→ EXERCISE INPUT:
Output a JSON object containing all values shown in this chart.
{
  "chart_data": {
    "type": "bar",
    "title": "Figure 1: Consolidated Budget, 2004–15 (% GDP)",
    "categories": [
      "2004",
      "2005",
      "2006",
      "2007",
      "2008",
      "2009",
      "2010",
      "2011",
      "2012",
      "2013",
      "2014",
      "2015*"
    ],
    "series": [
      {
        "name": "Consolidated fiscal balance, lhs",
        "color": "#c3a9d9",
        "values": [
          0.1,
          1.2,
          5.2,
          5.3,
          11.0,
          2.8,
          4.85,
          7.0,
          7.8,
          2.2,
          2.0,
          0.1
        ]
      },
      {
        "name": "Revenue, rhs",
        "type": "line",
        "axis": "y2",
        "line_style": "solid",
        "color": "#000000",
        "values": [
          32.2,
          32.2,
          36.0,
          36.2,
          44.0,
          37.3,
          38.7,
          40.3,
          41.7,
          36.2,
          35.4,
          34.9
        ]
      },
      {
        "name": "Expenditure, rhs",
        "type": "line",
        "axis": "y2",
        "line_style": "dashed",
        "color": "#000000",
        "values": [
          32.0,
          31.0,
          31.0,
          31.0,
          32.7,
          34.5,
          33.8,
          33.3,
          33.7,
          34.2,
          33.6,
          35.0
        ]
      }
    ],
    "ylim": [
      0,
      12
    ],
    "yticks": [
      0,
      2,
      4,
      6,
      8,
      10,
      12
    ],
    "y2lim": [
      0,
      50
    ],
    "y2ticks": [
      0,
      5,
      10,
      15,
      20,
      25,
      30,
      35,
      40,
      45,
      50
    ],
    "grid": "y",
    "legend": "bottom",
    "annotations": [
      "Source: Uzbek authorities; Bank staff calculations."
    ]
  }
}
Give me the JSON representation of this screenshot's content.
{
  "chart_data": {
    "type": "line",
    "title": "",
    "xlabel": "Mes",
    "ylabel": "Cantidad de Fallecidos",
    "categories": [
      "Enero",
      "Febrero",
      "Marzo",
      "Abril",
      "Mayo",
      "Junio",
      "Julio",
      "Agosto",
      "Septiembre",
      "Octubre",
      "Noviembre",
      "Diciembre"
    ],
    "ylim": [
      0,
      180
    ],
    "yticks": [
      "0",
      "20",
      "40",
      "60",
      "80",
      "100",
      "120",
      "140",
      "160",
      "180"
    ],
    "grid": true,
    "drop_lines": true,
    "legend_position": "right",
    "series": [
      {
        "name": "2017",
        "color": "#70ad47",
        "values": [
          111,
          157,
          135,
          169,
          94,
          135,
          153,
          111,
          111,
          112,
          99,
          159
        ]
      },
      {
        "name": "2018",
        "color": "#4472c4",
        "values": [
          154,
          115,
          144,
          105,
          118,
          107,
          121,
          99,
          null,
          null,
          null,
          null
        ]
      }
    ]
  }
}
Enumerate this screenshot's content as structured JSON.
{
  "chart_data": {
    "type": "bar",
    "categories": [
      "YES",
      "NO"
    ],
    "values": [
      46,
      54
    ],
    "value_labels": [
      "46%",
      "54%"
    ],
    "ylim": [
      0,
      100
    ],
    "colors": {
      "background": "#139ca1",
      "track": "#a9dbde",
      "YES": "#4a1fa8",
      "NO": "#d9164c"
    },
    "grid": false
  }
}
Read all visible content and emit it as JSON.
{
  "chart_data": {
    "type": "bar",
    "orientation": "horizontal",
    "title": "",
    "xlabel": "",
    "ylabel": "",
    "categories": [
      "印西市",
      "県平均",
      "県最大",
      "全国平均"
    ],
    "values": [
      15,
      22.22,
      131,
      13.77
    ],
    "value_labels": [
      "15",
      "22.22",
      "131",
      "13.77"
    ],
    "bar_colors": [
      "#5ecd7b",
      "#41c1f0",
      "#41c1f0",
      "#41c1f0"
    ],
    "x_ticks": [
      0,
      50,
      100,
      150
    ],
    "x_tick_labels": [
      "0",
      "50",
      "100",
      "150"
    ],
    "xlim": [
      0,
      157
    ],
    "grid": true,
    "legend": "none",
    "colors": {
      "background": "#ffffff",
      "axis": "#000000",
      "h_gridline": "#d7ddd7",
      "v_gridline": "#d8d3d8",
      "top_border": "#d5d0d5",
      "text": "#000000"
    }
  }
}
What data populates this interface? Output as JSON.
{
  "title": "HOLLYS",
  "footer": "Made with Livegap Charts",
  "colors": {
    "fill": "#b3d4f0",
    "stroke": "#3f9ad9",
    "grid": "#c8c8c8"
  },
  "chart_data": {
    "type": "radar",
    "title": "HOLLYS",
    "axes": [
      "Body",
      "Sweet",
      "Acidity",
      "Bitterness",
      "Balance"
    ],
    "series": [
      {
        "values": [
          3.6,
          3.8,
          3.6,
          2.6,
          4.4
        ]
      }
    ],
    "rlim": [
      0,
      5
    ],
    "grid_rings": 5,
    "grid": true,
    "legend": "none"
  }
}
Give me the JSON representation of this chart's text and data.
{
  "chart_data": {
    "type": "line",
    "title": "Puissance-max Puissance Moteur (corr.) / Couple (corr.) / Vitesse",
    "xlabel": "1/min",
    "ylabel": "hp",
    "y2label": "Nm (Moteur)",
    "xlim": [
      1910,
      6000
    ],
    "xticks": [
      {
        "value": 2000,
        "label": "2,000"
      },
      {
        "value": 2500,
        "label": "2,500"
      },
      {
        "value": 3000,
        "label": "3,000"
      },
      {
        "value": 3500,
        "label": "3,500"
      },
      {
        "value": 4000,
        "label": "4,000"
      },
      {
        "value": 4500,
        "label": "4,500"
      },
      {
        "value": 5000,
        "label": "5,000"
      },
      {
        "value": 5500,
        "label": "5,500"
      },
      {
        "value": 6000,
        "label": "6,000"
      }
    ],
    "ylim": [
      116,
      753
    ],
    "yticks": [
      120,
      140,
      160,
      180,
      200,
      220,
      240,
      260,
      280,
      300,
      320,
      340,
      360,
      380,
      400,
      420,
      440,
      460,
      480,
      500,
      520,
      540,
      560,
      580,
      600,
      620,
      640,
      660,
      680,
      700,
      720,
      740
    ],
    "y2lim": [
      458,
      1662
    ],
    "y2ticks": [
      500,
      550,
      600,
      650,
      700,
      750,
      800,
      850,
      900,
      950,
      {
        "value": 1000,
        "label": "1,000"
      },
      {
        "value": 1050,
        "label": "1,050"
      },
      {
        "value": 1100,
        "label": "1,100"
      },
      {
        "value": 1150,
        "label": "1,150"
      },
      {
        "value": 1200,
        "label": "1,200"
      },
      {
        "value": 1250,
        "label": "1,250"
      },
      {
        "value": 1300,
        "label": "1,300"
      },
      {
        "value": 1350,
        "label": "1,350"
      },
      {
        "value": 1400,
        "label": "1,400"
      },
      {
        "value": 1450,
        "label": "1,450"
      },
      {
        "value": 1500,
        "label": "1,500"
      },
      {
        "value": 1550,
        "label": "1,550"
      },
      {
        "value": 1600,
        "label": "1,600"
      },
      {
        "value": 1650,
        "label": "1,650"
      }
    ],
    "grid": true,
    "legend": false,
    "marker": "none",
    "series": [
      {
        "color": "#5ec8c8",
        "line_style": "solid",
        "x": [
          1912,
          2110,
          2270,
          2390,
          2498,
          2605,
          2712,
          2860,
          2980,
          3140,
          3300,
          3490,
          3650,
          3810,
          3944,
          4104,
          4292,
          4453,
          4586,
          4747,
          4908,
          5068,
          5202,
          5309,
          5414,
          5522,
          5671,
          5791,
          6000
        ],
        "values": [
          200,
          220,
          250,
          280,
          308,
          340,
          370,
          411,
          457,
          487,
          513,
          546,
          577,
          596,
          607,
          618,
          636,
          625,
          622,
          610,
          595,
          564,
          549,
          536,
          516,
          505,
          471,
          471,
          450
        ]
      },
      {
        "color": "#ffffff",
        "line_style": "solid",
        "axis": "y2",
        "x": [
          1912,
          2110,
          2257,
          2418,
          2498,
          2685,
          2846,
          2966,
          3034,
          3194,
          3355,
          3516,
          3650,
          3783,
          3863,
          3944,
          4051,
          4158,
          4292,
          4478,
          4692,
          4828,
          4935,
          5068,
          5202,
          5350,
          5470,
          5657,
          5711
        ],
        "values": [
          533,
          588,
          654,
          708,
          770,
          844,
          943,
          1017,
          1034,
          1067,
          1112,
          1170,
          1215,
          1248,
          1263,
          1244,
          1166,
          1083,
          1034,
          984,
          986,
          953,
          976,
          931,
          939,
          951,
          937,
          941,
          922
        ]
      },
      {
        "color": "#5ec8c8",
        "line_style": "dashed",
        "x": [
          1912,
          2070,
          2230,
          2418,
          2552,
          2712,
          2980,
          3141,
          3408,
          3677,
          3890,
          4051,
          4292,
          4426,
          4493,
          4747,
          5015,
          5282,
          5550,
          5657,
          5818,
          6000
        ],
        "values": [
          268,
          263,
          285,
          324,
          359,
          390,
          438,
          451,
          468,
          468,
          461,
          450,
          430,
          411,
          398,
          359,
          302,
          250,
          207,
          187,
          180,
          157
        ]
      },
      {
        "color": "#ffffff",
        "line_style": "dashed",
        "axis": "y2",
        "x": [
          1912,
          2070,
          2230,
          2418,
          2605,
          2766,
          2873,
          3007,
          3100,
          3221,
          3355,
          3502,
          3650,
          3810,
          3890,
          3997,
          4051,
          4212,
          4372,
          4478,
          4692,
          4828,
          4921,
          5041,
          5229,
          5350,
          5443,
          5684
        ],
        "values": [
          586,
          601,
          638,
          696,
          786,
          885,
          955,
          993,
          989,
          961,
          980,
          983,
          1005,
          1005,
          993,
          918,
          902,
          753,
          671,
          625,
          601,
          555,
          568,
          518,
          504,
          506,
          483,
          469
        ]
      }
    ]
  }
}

→ DIRECTIVE: For each line of the entries that includes "name", show that line.

→ ANSWER TO THE TASK:
        "name": "Consolidated fiscal balance, lhs",
        "name": "Revenue, rhs",
        "name": "Expenditure, rhs",
        "name": "2017",
        "name": "2018",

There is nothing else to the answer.